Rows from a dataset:
———

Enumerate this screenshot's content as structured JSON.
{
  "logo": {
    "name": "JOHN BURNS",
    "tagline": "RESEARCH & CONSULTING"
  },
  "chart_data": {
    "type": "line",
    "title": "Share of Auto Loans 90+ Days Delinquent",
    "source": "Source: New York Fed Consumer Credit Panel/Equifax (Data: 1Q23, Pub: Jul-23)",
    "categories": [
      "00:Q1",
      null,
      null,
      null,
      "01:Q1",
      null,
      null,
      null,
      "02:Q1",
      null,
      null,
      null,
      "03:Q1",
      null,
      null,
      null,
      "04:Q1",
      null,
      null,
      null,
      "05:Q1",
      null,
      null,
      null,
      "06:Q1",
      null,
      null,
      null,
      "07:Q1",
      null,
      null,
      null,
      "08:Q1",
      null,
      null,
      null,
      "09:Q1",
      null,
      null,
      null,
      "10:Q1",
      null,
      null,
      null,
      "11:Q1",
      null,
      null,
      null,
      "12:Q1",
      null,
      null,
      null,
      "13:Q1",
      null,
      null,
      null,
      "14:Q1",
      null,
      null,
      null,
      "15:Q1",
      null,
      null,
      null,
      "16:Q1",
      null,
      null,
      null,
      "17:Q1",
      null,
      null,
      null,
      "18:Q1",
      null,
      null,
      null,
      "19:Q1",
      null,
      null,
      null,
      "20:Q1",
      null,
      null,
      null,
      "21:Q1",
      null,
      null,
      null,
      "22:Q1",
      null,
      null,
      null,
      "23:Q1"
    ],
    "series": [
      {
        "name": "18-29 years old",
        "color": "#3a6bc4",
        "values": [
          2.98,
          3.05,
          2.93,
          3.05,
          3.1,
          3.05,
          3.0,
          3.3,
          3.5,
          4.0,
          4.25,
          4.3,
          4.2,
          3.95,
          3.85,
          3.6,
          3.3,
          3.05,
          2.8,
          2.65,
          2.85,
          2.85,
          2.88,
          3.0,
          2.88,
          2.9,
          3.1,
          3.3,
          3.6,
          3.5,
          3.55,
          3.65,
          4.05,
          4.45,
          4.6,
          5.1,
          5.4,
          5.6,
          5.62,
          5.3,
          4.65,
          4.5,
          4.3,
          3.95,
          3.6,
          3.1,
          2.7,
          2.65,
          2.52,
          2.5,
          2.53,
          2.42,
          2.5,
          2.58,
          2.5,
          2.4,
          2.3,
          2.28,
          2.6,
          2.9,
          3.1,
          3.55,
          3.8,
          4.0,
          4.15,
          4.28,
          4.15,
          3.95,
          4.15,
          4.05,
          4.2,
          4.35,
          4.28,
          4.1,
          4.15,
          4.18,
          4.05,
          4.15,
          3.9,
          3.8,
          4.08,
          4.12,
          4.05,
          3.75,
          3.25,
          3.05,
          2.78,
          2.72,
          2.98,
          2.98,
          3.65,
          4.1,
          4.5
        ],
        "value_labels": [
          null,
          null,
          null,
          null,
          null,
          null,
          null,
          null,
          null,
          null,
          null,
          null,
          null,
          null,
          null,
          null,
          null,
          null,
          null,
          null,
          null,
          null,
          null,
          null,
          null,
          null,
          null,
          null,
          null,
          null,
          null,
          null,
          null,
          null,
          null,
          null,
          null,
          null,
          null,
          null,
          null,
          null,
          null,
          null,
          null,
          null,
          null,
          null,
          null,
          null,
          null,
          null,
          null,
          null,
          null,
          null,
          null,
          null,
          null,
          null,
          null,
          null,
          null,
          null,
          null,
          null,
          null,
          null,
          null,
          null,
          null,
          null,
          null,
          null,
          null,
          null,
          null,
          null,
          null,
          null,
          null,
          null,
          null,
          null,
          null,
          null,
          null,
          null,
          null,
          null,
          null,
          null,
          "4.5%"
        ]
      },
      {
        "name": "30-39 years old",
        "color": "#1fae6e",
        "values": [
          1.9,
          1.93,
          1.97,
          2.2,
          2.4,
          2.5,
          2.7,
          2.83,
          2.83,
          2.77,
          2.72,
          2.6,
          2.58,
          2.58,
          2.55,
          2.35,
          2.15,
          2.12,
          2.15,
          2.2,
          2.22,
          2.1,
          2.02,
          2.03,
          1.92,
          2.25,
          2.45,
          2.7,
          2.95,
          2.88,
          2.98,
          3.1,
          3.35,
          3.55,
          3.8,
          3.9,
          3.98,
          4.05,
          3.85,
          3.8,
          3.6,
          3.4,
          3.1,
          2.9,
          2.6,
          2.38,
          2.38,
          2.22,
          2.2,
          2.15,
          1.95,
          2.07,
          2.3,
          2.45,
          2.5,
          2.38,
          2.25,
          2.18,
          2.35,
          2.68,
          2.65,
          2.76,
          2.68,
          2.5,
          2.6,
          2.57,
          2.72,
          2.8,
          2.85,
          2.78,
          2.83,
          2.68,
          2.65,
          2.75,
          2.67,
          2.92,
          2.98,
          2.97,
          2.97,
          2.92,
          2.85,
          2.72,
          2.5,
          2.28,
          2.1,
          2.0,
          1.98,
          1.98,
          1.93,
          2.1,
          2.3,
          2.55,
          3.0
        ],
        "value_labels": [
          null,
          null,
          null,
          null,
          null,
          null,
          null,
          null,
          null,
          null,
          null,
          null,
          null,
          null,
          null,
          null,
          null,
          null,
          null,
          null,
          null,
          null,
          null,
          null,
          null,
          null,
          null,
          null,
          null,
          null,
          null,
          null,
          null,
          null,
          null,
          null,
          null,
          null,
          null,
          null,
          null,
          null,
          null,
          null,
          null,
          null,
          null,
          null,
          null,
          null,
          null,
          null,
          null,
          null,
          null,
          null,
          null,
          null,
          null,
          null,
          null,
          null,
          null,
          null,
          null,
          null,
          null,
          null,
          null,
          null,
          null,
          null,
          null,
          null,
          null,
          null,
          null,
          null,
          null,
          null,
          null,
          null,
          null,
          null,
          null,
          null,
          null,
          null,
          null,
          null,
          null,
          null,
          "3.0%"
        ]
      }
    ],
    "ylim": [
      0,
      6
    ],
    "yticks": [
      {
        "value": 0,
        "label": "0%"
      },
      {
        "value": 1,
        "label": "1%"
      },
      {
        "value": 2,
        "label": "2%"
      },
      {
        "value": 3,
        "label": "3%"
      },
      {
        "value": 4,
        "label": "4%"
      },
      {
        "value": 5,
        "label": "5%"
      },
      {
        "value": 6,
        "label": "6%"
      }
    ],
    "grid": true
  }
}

———

- **Do this**
Return all of the entries exactly as they were supplied.

- **Problem solution**
Enumerate this screenshot's content as structured JSON.
{
  "logo": {
    "name": "JOHN BURNS",
    "tagline": "RESEARCH & CONSULTING"
  },
  "chart_data": {
    "type": "line",
    "title": "Share of Auto Loans 90+ Days Delinquent",
    "source": "Source: New York Fed Consumer Credit Panel/Equifax (Data: 1Q23, Pub: Jul-23)",
    "categories": [
      "00:Q1",
      null,
      null,
      null,
      "01:Q1",
      null,
      null,
      null,
      "02:Q1",
      null,
      null,
      null,
      "03:Q1",
      null,
      null,
      null,
      "04:Q1",
      null,
      null,
      null,
      "05:Q1",
      null,
      null,
      null,
      "06:Q1",
      null,
      null,
      null,
      "07:Q1",
      null,
      null,
      null,
      "08:Q1",
      null,
      null,
      null,
      "09:Q1",
      null,
      null,
      null,
      "10:Q1",
      null,
      null,
      null,
      "11:Q1",
      null,
      null,
      null,
      "12:Q1",
      null,
      null,
      null,
      "13:Q1",
      null,
      null,
      null,
      "14:Q1",
      null,
      null,
      null,
      "15:Q1",
      null,
      null,
      null,
      "16:Q1",
      null,
      null,
      null,
      "17:Q1",
      null,
      null,
      null,
      "18:Q1",
      null,
      null,
      null,
      "19:Q1",
      null,
      null,
      null,
      "20:Q1",
      null,
      null,
      null,
      "21:Q1",
      null,
      null,
      null,
      "22:Q1",
      null,
      null,
      null,
      "23:Q1"
    ],
    "series": [
      {
        "name": "18-29 years old",
        "color": "#3a6bc4",
        "values": [
          2.98,
          3.05,
          2.93,
          3.05,
          3.1,
          3.05,
          3.0,
          3.3,
          3.5,
          4.0,
          4.25,
          4.3,
          4.2,
          3.95,
          3.85,
          3.6,
          3.3,
          3.05,
          2.8,
          2.65,
          2.85,
          2.85,
          2.88,
          3.0,
          2.88,
          2.9,
          3.1,
          3.3,
          3.6,
          3.5,
          3.55,
          3.65,
          4.05,
          4.45,
          4.6,
          5.1,
          5.4,
          5.6,
          5.62,
          5.3,
          4.65,
          4.5,
          4.3,
          3.95,
          3.6,
          3.1,
          2.7,
          2.65,
          2.52,
          2.5,
          2.53,
          2.42,
          2.5,
          2.58,
          2.5,
          2.4,
          2.3,
          2.28,
          2.6,
          2.9,
          3.1,
          3.55,
          3.8,
          4.0,
          4.15,
          4.28,
          4.15,
          3.95,
          4.15,
          4.05,
          4.2,
          4.35,
          4.28,
          4.1,
          4.15,
          4.18,
          4.05,
          4.15,
          3.9,
          3.8,
          4.08,
          4.12,
          4.05,
          3.75,
          3.25,
          3.05,
          2.78,
          2.72,
          2.98,
          2.98,
          3.65,
          4.1,
          4.5
        ],
        "value_labels": [
          null,
          null,
          null,
          null,
          null,
          null,
          null,
          null,
          null,
          null,
          null,
          null,
          null,
          null,
          null,
          null,
          null,
          null,
          null,
          null,
          null,
          null,
          null,
          null,
          null,
          null,
          null,
          null,
          null,
          null,
          null,
          null,
          null,
          null,
          null,
          null,
          null,
          null,
          null,
          null,
          null,
          null,
          null,
          null,
          null,
          null,
          null,
          null,
          null,
          null,
          null,
          null,
          null,
          null,
          null,
          null,
          null,
          null,
          null,
          null,
          null,
          null,
          null,
          null,
          null,
          null,
          null,
          null,
          null,
          null,
          null,
          null,
          null,
          null,
          null,
          null,
          null,
          null,
          null,
          null,
          null,
          null,
          null,
          null,
          null,
          null,
          null,
          null,
          null,
          null,
          null,
          null,
          "4.5%"
        ]
      },
      {
        "name": "30-39 years old",
        "color": "#1fae6e",
        "values": [
          1.9,
          1.93,
          1.97,
          2.2,
          2.4,
          2.5,
          2.7,
          2.83,
          2.83,
          2.77,
          2.72,
          2.6,
          2.58,
          2.58,
          2.55,
          2.35,
          2.15,
          2.12,
          2.15,
          2.2,
          2.22,
          2.1,
          2.02,
          2.03,
          1.92,
          2.25,
          2.45,
          2.7,
          2.95,
          2.88,
          2.98,
          3.1,
          3.35,
          3.55,
          3.8,
          3.9,
          3.98,
          4.05,
          3.85,
          3.8,
          3.6,
          3.4,
          3.1,
          2.9,
          2.6,
          2.38,
          2.38,
          2.22,
          2.2,
          2.15,
          1.95,
          2.07,
          2.3,
          2.45,
          2.5,
          2.38,
          2.25,
          2.18,
          2.35,
          2.68,
          2.65,
          2.76,
          2.68,
          2.5,
          2.6,
          2.57,
          2.72,
          2.8,
          2.85,
          2.78,
          2.83,
          2.68,
          2.65,
          2.75,
          2.67,
          2.92,
          2.98,
          2.97,
          2.97,
          2.92,
          2.85,
          2.72,
          2.5,
          2.28,
          2.1,
          2.0,
          1.98,
          1.98,
          1.93,
          2.1,
          2.3,
          2.55,
          3.0
        ],
        "value_labels": [
          null,
          null,
          null,
          null,
          null,
          null,
          null,
          null,
          null,
          null,
          null,
          null,
          null,
          null,
          null,
          null,
          null,
          null,
          null,
          null,
          null,
          null,
          null,
          null,
          null,
          null,
          null,
          null,
          null,
          null,
          null,
          null,
          null,
          null,
          null,
          null,
          null,
          null,
          null,
          null,
          null,
          null,
          null,
          null,
          null,
          null,
          null,
          null,
          null,
          null,
          null,
          null,
          null,
          null,
          null,
          null,
          null,
          null,
          null,
          null,
          null,
          null,
          null,
          null,
          null,
          null,
          null,
          null,
          null,
          null,
          null,
          null,
          null,
          null,
          null,
          null,
          null,
          null,
          null,
          null,
          null,
          null,
          null,
          null,
          null,
          null,
          null,
          null,
          null,
          null,
          null,
          null,
          "3.0%"
        ]
      }
    ],
    "ylim": [
      0,
      6
    ],
    "yticks": [
      {
        "value": 0,
        "label": "0%"
      },
      {
        "value": 1,
        "label": "1%"
      },
      {
        "value": 2,
        "label": "2%"
      },
      {
        "value": 3,
        "label": "3%"
      },
      {
        "value": 4,
        "label": "4%"
      },
      {
        "value": 5,
        "label": "5%"
      },
      {
        "value": 6,
        "label": "6%"
      }
    ],
    "grid": true
  }
}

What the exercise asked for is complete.